- [Given records]
.....

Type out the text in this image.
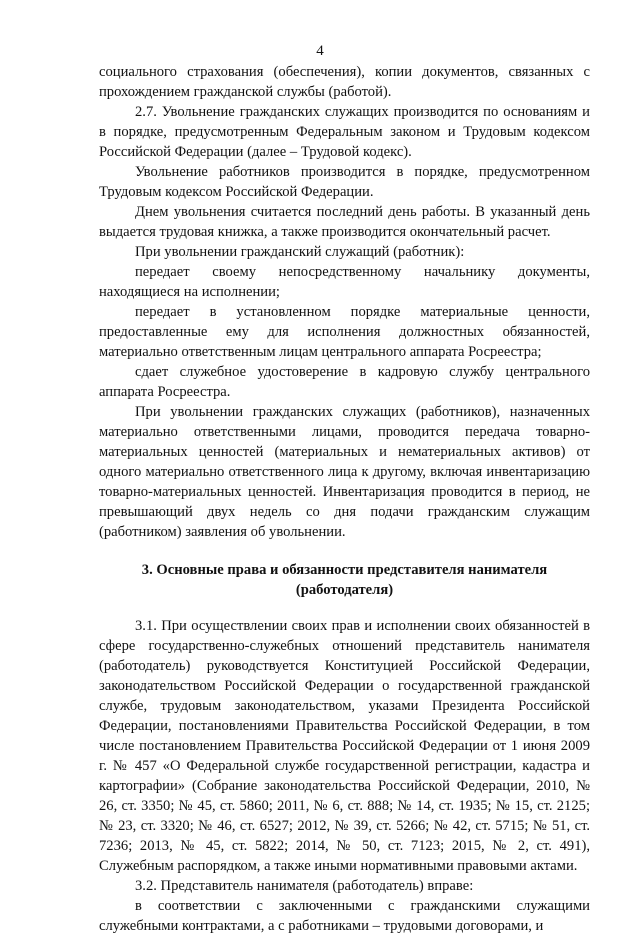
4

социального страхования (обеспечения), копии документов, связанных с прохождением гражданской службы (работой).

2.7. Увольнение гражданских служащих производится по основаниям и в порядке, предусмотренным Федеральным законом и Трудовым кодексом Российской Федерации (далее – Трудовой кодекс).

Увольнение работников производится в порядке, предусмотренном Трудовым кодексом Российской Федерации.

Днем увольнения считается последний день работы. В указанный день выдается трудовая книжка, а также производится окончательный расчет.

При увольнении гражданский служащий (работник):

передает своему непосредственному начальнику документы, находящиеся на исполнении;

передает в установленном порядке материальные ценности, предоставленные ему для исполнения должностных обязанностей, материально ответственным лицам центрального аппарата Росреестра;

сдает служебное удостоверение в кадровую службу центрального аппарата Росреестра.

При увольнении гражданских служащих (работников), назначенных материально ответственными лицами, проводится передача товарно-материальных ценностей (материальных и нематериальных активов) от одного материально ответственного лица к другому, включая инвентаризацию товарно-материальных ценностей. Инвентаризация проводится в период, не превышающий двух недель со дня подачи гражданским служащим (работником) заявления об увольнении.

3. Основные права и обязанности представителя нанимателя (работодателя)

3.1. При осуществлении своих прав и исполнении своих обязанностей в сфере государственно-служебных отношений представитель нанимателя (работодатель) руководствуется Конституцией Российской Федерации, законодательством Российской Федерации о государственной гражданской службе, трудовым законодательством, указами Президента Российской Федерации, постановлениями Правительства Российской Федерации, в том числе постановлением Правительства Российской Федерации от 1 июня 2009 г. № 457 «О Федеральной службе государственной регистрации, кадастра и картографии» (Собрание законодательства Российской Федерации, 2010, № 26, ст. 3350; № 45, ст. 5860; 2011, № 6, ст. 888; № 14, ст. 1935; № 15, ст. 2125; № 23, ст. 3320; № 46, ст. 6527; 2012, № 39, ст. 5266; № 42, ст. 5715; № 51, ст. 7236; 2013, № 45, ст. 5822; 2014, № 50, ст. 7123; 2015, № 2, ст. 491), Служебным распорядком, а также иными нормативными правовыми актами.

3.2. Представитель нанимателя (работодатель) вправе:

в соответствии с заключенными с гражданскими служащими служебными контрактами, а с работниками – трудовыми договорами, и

.....

- [What the exercise asks]
Take the records above and transcribe them exactly, dropping every picture.

- [Response]
Type out the text in this image.
4

социального страхования (обеспечения), копии документов, связанных с прохождением гражданской службы (работой).

2.7. Увольнение гражданских служащих производится по основаниям и в порядке, предусмотренным Федеральным законом и Трудовым кодексом Российской Федерации (далее – Трудовой кодекс).

Увольнение работников производится в порядке, предусмотренном Трудовым кодексом Российской Федерации.

Днем увольнения считается последний день работы. В указанный день выдается трудовая книжка, а также производится окончательный расчет.

При увольнении гражданский служащий (работник):

передает своему непосредственному начальнику документы, находящиеся на исполнении;

передает в установленном порядке материальные ценности, предоставленные ему для исполнения должностных обязанностей, материально ответственным лицам центрального аппарата Росреестра;

сдает служебное удостоверение в кадровую службу центрального аппарата Росреестра.

При увольнении гражданских служащих (работников), назначенных материально ответственными лицами, проводится передача товарно-материальных ценностей (материальных и нематериальных активов) от одного материально ответственного лица к другому, включая инвентаризацию товарно-материальных ценностей. Инвентаризация проводится в период, не превышающий двух недель со дня подачи гражданским служащим (работником) заявления об увольнении.

3. Основные права и обязанности представителя нанимателя (работодателя)

3.1. При осуществлении своих прав и исполнении своих обязанностей в сфере государственно-служебных отношений представитель нанимателя (работодатель) руководствуется Конституцией Российской Федерации, законодательством Российской Федерации о государственной гражданской службе, трудовым законодательством, указами Президента Российской Федерации, постановлениями Правительства Российской Федерации, в том числе постановлением Правительства Российской Федерации от 1 июня 2009 г. № 457 «О Федеральной службе государственной регистрации, кадастра и картографии» (Собрание законодательства Российской Федерации, 2010, № 26, ст. 3350; № 45, ст. 5860; 2011, № 6, ст. 888; № 14, ст. 1935; № 15, ст. 2125; № 23, ст. 3320; № 46, ст. 6527; 2012, № 39, ст. 5266; № 42, ст. 5715; № 51, ст. 7236; 2013, № 45, ст. 5822; 2014, № 50, ст. 7123; 2015, № 2, ст. 491), Служебным распорядком, а также иными нормативными правовыми актами.

3.2. Представитель нанимателя (работодатель) вправе:

в соответствии с заключенными с гражданскими служащими служебными контрактами, а с работниками – трудовыми договорами, и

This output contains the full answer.